Transcribe every entry word for word, leaving out all images.

----------------------------------------

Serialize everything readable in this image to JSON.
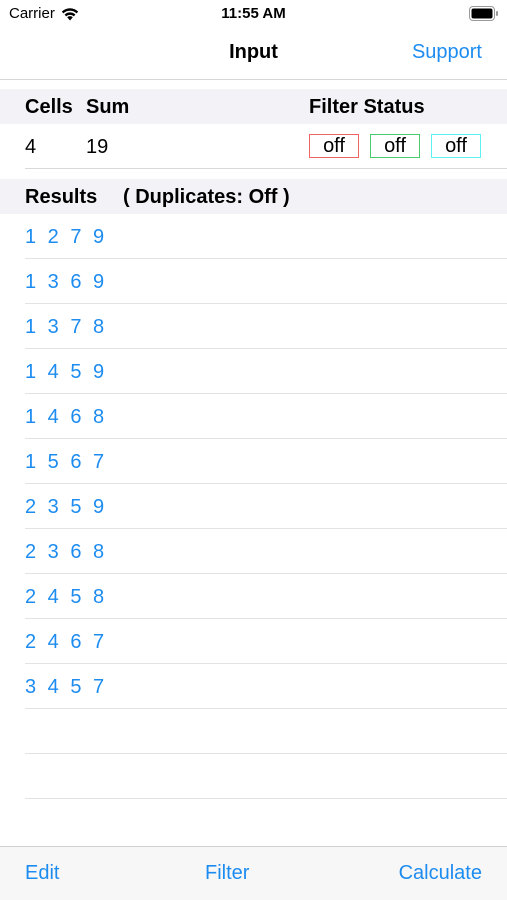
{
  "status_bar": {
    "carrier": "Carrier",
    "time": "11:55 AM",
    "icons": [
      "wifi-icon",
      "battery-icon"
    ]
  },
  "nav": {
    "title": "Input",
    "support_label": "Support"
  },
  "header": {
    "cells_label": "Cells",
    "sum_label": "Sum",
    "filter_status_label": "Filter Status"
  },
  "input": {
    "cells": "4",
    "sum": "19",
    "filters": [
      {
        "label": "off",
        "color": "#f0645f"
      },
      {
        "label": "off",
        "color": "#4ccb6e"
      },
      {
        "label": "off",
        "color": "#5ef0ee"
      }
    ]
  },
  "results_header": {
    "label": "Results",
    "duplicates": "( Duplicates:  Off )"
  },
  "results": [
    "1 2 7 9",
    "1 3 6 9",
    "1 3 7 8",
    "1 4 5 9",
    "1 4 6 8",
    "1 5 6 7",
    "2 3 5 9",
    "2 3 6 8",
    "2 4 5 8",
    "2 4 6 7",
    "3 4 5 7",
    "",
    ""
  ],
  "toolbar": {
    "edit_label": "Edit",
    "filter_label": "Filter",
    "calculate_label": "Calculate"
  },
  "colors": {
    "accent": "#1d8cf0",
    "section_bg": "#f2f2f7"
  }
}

----------------------------------------

> **Written reply**:
Serialize everything readable in this image to JSON.
{
  "status_bar": {
    "carrier": "Carrier",
    "time": "11:55 AM",
    "icons": [
      "wifi-icon",
      "battery-icon"
    ]
  },
  "nav": {
    "title": "Input",
    "support_label": "Support"
  },
  "header": {
    "cells_label": "Cells",
    "sum_label": "Sum",
    "filter_status_label": "Filter Status"
  },
  "input": {
    "cells": "4",
    "sum": "19",
    "filters": [
      {
        "label": "off",
        "color": "#f0645f"
      },
      {
        "label": "off",
        "color": "#4ccb6e"
      },
      {
        "label": "off",
        "color": "#5ef0ee"
      }
    ]
  },
  "results_header": {
    "label": "Results",
    "duplicates": "( Duplicates:  Off )"
  },
  "results": [
    "1 2 7 9",
    "1 3 6 9",
    "1 3 7 8",
    "1 4 5 9",
    "1 4 6 8",
    "1 5 6 7",
    "2 3 5 9",
    "2 3 6 8",
    "2 4 5 8",
    "2 4 6 7",
    "3 4 5 7",
    "",
    ""
  ],
  "toolbar": {
    "edit_label": "Edit",
    "filter_label": "Filter",
    "calculate_label": "Calculate"
  },
  "colors": {
    "accent": "#1d8cf0",
    "section_bg": "#f2f2f7"
  }
}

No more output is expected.